* **Task statement**: Wherever the word "Oggy" shows up in a line, please copy that line.

* **Task input**:

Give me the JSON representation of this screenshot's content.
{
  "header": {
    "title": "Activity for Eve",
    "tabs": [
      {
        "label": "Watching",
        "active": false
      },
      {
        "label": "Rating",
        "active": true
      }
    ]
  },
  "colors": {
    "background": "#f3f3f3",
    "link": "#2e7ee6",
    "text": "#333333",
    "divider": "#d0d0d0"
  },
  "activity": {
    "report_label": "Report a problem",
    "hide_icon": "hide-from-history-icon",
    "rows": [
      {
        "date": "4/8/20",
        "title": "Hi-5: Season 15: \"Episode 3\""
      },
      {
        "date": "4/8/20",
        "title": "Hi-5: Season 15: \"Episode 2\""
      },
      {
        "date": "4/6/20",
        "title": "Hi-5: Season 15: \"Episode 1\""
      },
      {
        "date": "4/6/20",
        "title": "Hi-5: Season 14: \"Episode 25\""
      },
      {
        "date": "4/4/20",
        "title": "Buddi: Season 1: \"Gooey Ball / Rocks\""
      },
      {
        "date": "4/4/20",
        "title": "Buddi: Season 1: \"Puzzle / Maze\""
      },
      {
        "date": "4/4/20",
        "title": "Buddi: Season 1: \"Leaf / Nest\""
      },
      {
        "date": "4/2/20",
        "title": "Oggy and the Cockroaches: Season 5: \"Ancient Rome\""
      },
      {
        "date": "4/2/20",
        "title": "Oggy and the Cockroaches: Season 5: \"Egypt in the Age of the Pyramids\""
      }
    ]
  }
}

* **Solution to this task**:
        "title": "Oggy and the Cockroaches: Season 5: \"Ancient Rome\""
        "title": "Oggy and the Cockroaches: Season 5: \"Egypt in the Age of the Pyramids\""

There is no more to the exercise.